begin DATASET RECORDS

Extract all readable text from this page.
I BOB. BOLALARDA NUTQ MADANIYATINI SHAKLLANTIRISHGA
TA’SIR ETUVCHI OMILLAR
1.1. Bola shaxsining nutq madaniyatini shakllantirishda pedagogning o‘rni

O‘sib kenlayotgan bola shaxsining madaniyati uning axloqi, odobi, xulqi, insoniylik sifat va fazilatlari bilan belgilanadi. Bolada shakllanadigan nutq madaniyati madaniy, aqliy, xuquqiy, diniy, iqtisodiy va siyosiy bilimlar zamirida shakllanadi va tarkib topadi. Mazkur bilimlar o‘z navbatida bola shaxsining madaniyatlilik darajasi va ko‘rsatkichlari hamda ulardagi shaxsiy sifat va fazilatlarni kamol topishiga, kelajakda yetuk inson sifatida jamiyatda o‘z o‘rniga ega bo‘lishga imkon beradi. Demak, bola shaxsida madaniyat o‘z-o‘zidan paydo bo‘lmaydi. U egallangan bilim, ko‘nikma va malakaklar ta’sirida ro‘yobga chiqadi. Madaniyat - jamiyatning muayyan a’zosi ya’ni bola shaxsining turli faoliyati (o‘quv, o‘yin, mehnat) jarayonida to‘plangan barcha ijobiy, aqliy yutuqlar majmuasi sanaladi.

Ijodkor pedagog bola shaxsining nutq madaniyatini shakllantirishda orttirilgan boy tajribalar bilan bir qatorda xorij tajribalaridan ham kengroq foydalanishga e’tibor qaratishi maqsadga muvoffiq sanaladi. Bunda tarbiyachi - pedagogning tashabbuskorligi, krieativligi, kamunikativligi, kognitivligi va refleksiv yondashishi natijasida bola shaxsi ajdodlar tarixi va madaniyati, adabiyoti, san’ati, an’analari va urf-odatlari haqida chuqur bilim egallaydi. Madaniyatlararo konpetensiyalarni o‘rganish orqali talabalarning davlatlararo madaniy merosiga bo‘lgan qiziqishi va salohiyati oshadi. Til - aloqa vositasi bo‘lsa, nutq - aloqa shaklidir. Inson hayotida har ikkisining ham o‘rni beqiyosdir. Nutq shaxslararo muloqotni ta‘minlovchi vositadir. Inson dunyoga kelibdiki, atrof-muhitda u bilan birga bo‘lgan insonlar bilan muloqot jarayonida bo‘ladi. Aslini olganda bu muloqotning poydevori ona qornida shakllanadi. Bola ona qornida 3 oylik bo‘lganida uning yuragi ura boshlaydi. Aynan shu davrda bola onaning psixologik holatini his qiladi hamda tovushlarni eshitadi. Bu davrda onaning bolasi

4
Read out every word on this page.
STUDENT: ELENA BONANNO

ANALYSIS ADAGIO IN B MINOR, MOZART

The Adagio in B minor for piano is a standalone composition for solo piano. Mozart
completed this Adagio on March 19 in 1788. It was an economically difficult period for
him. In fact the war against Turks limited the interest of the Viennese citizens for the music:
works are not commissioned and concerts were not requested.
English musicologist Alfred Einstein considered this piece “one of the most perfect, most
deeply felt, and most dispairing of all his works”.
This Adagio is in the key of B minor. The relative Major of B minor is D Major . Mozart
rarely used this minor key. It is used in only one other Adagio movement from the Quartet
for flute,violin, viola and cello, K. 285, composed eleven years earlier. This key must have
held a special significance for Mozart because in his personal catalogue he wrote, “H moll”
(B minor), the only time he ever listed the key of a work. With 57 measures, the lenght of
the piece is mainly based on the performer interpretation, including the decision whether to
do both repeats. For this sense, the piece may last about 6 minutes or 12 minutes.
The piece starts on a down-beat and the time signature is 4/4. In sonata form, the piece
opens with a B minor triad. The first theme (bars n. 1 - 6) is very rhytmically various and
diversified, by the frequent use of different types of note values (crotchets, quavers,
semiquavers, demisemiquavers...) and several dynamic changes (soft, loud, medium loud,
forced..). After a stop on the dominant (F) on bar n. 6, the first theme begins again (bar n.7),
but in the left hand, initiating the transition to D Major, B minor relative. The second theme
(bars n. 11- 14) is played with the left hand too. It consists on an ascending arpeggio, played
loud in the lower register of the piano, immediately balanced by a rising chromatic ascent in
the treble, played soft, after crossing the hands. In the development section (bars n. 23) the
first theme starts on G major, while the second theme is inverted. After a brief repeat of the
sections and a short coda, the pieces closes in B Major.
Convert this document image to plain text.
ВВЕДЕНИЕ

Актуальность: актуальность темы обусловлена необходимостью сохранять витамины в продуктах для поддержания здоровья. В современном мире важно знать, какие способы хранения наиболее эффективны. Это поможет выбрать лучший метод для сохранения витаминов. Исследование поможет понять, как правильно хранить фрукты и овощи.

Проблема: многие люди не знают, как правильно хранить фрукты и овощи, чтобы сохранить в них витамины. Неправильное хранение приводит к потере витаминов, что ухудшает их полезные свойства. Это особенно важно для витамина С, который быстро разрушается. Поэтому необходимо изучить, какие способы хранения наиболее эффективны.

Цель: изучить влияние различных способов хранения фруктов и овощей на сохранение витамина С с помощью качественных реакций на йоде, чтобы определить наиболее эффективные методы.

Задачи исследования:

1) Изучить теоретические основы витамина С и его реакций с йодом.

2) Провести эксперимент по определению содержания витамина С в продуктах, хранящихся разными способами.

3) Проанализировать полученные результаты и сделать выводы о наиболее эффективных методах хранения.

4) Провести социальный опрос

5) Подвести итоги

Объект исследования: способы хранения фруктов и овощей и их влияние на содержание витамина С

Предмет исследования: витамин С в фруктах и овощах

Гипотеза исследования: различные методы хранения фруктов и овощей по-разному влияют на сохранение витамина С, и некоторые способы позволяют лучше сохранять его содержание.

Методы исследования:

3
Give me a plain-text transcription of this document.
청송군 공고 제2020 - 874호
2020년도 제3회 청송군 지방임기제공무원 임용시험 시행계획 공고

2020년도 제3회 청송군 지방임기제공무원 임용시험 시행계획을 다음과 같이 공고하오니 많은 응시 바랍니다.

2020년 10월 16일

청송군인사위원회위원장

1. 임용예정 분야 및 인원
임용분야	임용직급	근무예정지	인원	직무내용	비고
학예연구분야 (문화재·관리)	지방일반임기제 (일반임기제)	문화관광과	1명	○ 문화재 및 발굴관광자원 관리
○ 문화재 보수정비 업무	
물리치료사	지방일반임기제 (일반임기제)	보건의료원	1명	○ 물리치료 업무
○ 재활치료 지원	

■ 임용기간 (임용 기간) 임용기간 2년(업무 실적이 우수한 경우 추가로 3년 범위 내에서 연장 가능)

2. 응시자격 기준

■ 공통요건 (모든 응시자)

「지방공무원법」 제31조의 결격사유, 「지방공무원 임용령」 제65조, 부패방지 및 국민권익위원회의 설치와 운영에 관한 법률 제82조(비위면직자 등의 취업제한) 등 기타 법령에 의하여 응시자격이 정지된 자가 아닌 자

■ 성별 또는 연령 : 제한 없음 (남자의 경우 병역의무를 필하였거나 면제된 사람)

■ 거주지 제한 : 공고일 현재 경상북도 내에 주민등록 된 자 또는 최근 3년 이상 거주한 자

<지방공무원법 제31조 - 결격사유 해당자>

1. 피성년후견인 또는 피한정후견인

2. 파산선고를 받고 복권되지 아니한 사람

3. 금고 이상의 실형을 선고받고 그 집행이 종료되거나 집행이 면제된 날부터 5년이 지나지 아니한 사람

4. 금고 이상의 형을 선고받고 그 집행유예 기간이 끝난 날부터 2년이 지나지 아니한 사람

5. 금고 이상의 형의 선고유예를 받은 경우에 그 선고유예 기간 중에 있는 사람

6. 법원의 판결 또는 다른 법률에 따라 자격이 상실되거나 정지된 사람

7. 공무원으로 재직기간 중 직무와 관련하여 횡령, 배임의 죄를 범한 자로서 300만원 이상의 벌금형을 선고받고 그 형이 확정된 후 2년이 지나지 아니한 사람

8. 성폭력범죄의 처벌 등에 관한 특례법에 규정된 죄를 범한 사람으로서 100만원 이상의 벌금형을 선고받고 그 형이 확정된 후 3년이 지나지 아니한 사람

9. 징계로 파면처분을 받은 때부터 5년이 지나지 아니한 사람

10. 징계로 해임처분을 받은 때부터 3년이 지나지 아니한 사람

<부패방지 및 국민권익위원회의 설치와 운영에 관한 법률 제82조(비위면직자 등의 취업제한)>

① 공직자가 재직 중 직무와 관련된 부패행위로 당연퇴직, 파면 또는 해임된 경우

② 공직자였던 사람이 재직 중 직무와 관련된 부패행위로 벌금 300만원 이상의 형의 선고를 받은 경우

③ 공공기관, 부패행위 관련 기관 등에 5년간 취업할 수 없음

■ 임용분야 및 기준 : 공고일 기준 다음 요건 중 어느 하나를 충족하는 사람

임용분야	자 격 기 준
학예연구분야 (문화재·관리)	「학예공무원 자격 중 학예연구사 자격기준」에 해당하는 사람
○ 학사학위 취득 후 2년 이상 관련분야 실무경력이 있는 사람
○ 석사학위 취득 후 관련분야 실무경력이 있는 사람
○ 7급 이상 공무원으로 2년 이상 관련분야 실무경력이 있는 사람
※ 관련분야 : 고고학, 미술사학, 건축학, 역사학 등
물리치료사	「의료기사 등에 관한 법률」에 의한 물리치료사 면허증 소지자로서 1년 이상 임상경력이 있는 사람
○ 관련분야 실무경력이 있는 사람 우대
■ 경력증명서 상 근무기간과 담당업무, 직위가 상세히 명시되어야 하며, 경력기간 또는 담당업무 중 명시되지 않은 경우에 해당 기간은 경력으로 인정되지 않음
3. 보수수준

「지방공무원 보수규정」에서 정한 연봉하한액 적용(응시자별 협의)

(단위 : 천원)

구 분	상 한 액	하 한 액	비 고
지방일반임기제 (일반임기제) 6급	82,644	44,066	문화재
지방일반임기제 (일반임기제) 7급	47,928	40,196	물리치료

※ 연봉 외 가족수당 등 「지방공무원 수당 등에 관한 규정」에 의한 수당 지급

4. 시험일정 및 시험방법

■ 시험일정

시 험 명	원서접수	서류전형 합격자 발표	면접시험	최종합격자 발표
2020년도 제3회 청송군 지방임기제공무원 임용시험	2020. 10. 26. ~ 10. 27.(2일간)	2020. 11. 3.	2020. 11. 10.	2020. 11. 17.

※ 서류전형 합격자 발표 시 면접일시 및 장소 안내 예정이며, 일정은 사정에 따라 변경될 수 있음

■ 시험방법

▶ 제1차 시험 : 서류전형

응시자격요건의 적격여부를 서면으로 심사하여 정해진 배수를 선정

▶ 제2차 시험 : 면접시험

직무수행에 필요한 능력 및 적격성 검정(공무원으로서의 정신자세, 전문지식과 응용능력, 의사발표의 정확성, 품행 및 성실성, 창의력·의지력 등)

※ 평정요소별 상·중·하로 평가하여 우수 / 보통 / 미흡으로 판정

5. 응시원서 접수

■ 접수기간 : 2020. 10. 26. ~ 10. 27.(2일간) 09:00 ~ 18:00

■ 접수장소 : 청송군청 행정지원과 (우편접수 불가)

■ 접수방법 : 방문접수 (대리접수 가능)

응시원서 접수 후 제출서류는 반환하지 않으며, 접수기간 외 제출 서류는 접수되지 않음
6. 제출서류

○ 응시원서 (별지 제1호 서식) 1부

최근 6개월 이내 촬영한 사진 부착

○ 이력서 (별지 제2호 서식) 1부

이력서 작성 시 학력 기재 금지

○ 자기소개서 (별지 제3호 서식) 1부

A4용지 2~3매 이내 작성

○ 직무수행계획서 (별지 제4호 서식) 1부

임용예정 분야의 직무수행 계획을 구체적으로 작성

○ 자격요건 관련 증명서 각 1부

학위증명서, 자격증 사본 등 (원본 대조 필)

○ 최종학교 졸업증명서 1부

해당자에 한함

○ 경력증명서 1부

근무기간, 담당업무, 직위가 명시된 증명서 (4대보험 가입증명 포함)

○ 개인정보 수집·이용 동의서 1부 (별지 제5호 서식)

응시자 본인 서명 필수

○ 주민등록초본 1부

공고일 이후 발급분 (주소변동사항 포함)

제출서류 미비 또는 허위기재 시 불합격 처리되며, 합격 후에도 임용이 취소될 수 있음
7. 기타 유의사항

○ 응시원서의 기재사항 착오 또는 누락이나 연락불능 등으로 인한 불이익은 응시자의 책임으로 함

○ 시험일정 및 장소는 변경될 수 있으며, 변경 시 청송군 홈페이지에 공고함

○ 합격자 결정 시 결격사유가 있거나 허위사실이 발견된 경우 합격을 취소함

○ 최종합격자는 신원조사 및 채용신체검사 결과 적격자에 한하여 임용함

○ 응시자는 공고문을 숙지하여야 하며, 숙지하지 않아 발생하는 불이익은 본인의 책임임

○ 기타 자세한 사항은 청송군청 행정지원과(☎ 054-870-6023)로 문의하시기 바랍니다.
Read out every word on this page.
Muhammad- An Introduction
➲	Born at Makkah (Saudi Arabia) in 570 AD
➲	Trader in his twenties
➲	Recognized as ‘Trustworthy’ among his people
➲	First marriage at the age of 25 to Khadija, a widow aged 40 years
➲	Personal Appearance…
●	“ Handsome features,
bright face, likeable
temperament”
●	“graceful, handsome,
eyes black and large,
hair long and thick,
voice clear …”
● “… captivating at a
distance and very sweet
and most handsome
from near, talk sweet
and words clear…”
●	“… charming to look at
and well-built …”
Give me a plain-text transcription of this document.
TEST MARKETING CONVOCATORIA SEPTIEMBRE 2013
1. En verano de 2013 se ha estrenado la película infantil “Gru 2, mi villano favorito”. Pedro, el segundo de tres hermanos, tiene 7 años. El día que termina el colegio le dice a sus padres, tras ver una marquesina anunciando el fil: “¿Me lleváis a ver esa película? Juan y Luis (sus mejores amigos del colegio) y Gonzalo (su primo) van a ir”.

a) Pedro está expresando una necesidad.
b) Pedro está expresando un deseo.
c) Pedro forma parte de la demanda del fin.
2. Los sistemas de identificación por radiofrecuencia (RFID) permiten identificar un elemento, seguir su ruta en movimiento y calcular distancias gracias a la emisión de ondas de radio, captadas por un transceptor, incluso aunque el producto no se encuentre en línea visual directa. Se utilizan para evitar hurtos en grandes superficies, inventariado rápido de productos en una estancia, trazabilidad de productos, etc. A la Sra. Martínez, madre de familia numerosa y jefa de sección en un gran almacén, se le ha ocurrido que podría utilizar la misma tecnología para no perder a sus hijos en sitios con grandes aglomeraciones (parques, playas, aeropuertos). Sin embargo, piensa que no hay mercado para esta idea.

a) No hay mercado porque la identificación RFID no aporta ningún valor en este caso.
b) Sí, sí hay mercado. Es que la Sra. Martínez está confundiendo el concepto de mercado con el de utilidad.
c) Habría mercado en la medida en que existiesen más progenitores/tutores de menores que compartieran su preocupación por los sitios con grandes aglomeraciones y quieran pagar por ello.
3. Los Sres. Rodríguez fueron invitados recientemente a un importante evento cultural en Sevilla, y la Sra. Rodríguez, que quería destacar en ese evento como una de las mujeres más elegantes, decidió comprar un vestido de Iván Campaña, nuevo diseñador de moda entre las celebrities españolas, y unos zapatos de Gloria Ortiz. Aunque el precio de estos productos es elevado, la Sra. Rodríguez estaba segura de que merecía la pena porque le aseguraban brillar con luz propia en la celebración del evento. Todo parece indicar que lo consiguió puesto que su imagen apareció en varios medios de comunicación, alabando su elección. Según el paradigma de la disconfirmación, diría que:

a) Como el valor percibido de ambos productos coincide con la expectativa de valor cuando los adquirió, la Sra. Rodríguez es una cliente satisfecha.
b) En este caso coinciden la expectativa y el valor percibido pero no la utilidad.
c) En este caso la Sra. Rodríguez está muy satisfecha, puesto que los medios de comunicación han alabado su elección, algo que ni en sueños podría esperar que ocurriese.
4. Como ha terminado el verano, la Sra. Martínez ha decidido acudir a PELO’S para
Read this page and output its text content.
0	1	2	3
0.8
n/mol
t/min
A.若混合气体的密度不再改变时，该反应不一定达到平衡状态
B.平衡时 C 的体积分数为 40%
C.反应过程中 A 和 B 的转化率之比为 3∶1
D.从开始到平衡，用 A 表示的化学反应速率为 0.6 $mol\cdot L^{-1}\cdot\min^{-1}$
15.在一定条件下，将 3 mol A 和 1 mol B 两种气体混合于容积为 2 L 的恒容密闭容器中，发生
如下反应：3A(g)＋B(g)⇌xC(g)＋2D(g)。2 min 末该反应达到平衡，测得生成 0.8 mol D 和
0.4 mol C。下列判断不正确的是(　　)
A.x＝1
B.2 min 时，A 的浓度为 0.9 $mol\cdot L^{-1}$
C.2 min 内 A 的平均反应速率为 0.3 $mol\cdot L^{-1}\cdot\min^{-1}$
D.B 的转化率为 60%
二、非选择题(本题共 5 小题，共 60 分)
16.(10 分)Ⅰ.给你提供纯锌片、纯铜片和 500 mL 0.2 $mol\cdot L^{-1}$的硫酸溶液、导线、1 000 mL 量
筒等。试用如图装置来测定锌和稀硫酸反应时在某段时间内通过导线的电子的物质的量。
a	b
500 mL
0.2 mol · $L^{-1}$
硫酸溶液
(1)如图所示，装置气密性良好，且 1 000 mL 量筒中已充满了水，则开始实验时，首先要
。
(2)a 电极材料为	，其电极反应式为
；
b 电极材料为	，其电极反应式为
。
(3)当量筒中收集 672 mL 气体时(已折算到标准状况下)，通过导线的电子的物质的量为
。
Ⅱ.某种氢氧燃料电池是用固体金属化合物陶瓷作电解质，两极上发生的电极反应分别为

end DATASET RECORDS

• EXERCISE OBJECTIVE:
Pick out the lines that have the word "only". Copy them all.

• WRITTEN RESPONSE:
rarely used this minor key. It is used in only one other Adagio movement from the Quartet
(B minor), the only time he ever listed the key of a work. With 57 measures, the lenght of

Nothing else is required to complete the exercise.